> [EXERCISE INSTRUCTIONS]
Answer these questions about the Yankees game recap:
1. Which save of the season did Rivera record, and in how many tries?
2. How did the Yankees do with men on base?
3. How many shutout innings did Mussina pitch?

His 25th and final pitch overmatched Julio Lugo. Made the final 2-1. Gave Rivera his 23rd save in 23 tries. But this one should come with an asterisk. Because it felt like Rivera had saved way more than a game.

“This was a huge for us,” Joe Girardi said. “This was a big win.”

It was another day when the Yankees’ offense sent a search party out for big hits and came back mostly empty. They were 3-for-15 with men on base, scratched out just two runs.

Mike Mussina made that stand by putting together a statement to Red Sox manager Terry Francona on why the AL All-Star skipper should name him to the squad. Mussina delivered six shutout innings in which he unleashed his library of stuff – fastballs, cutters and curves, in particular. Mussina had been beat up by Boston, especially Manny Ramirez, in two April starts. But he has won 10 games since then – tied for the most in the majors – in his revival tour.

> [DATASET]
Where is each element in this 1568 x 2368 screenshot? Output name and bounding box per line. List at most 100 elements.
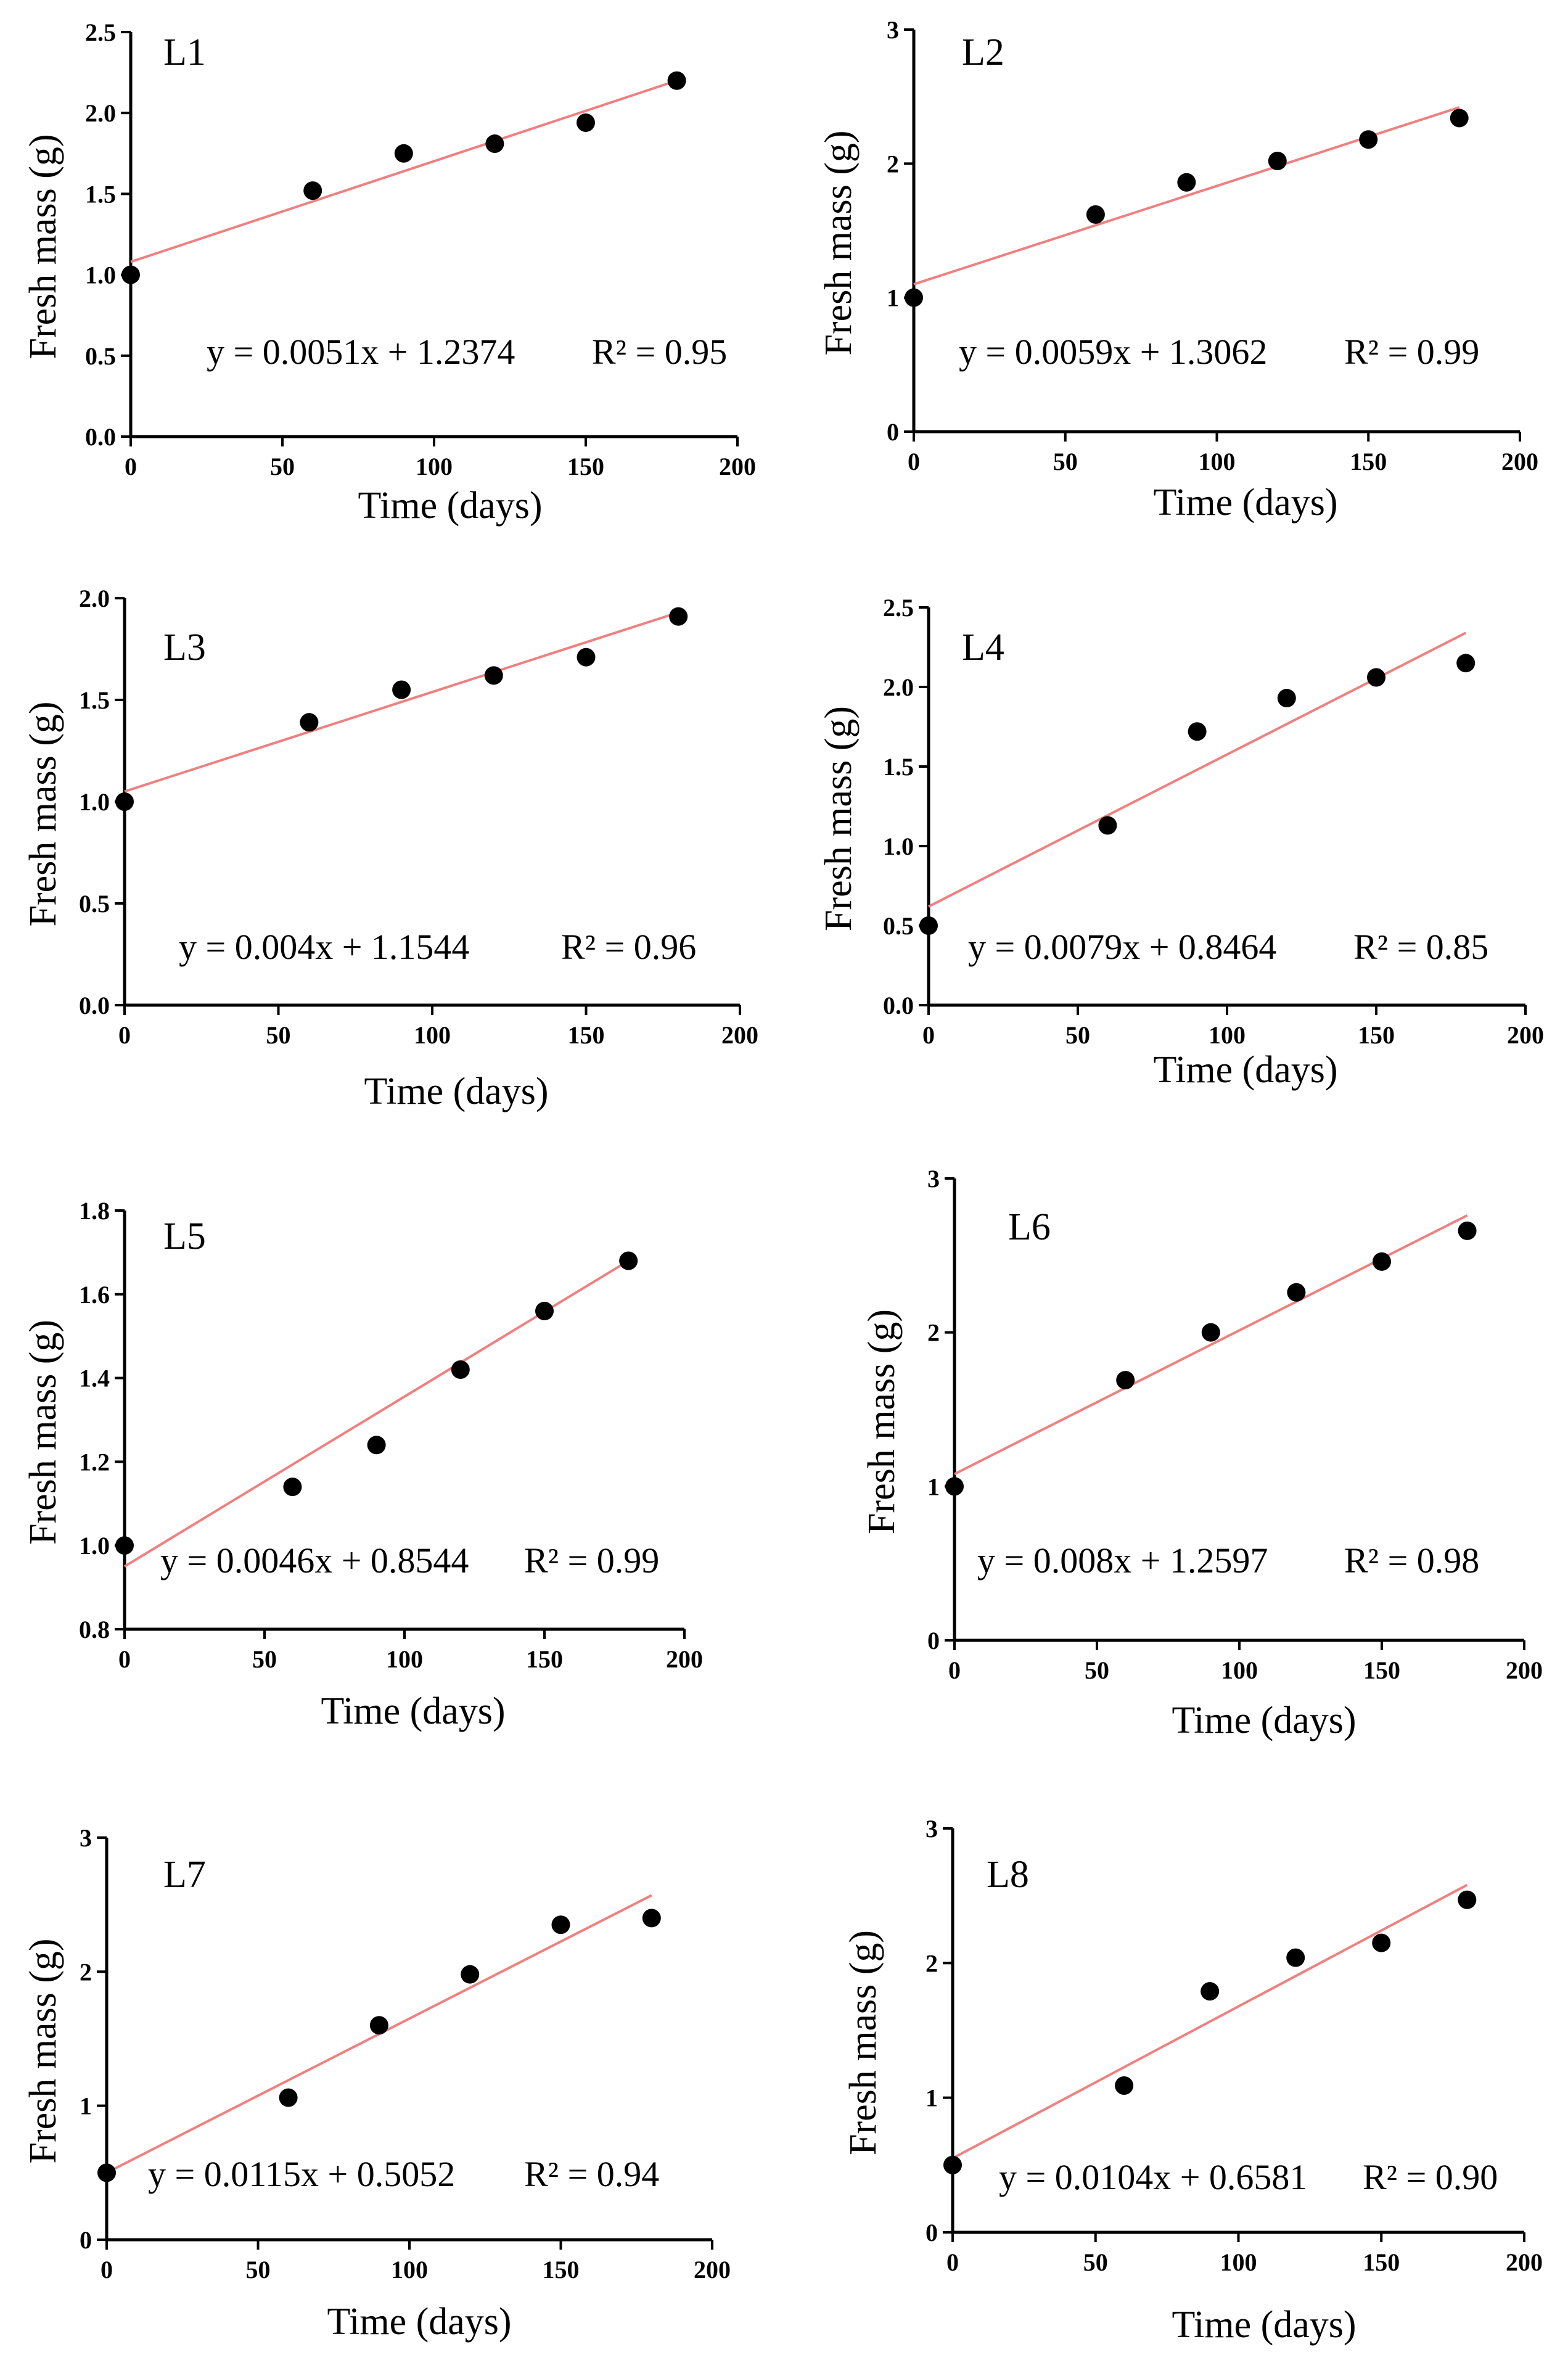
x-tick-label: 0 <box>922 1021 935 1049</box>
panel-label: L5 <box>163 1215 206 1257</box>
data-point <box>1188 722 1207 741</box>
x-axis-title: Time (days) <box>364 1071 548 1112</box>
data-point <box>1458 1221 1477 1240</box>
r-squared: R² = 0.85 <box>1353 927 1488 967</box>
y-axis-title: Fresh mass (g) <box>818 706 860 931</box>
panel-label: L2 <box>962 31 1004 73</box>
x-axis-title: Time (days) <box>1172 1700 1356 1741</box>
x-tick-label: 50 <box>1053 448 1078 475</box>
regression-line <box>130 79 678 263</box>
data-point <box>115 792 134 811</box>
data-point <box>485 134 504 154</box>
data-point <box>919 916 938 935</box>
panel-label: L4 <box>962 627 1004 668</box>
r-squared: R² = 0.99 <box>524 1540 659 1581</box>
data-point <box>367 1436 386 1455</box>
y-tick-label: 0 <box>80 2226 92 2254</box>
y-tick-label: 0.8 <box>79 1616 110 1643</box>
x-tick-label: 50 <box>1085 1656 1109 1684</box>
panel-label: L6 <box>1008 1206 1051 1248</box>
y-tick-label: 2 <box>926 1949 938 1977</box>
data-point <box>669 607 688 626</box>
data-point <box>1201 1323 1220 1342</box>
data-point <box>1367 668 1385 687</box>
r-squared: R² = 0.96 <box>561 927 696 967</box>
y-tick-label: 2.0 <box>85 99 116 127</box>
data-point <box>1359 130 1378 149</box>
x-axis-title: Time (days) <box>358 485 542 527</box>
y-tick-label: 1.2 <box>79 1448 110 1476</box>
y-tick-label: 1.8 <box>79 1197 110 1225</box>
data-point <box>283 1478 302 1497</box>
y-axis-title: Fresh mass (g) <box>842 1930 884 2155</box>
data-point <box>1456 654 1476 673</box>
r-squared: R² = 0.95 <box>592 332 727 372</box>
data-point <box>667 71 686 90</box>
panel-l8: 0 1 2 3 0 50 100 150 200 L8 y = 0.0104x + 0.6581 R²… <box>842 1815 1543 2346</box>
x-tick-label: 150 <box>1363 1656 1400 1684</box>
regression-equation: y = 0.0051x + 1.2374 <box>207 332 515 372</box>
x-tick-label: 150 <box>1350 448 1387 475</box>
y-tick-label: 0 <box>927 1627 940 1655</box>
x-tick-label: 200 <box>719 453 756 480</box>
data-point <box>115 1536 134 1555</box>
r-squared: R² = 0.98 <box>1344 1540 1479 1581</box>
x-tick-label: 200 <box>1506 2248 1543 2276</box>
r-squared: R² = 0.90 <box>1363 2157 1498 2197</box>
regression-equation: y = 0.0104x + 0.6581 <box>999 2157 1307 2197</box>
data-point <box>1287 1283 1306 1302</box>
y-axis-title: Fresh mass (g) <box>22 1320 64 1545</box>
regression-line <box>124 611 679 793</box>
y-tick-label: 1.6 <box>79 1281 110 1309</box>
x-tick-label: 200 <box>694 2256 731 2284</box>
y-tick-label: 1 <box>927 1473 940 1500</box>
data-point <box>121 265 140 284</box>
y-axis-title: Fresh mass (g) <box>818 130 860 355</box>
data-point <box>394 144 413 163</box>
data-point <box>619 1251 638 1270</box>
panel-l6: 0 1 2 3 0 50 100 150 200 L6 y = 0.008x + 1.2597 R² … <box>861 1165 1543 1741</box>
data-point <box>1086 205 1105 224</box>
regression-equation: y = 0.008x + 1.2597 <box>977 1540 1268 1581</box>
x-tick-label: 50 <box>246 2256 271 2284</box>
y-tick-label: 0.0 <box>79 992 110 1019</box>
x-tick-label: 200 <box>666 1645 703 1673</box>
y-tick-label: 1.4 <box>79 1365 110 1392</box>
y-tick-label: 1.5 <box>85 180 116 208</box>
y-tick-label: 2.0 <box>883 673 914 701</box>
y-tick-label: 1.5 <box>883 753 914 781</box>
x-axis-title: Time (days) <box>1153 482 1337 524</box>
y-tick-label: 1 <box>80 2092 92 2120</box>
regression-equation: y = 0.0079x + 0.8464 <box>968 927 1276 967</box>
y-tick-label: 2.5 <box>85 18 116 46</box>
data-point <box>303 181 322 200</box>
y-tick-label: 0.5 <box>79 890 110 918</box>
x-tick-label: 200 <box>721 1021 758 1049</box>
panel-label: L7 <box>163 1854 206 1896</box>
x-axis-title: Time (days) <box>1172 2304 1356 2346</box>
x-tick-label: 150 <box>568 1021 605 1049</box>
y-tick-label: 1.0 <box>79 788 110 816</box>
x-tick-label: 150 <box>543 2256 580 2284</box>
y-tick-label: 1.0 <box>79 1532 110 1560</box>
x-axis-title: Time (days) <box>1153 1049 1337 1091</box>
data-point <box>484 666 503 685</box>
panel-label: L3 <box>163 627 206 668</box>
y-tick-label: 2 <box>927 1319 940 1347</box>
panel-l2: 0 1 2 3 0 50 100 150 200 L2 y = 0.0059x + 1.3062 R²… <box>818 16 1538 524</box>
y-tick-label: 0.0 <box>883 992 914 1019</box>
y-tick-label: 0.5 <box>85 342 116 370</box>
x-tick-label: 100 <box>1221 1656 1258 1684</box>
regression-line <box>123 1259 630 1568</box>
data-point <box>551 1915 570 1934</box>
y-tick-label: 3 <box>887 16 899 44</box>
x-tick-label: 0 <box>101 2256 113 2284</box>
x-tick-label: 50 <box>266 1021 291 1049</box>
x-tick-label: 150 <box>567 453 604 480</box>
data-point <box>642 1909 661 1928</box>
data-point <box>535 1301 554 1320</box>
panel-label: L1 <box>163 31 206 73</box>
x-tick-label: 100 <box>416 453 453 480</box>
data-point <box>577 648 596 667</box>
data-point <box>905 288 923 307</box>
--
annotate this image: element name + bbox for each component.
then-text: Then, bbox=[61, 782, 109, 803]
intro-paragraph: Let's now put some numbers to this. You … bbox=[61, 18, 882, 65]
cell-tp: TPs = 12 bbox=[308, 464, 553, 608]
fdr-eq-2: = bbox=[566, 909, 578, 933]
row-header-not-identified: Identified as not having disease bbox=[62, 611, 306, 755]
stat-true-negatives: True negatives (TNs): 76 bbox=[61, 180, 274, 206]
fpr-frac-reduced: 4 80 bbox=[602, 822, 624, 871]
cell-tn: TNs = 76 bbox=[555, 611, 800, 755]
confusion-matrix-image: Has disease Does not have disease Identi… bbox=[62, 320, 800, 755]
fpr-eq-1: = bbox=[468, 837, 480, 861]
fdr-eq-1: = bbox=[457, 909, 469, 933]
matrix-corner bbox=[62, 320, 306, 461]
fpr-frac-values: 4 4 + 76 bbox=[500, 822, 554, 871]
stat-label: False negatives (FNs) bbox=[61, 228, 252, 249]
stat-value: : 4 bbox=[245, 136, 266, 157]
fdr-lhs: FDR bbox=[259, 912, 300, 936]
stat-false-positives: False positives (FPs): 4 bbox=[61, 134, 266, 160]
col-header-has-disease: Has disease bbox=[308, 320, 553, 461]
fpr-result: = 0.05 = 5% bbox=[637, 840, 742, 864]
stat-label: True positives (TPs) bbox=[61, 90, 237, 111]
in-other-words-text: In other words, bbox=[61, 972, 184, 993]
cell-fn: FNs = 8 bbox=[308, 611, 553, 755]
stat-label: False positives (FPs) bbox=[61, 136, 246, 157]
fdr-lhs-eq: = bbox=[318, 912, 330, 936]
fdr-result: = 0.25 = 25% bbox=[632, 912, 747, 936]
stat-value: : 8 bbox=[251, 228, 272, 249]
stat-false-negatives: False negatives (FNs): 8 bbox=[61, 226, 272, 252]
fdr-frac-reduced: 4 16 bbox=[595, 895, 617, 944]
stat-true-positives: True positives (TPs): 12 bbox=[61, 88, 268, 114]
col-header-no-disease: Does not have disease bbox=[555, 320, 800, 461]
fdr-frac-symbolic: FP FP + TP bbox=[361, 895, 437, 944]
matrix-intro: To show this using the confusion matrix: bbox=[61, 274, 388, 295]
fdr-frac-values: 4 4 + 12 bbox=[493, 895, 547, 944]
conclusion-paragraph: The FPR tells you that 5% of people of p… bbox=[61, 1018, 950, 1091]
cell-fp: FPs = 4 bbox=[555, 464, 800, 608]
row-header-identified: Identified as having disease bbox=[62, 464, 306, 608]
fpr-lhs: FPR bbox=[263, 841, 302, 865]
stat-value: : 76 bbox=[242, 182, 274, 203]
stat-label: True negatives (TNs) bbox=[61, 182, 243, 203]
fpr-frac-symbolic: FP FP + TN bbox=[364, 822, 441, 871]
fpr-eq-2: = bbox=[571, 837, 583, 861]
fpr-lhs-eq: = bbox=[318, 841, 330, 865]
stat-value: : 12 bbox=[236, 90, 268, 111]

> [OUTPUT]
1. His 23rd save, in 23 tries.
2. They went 3-for-15.
3. Six.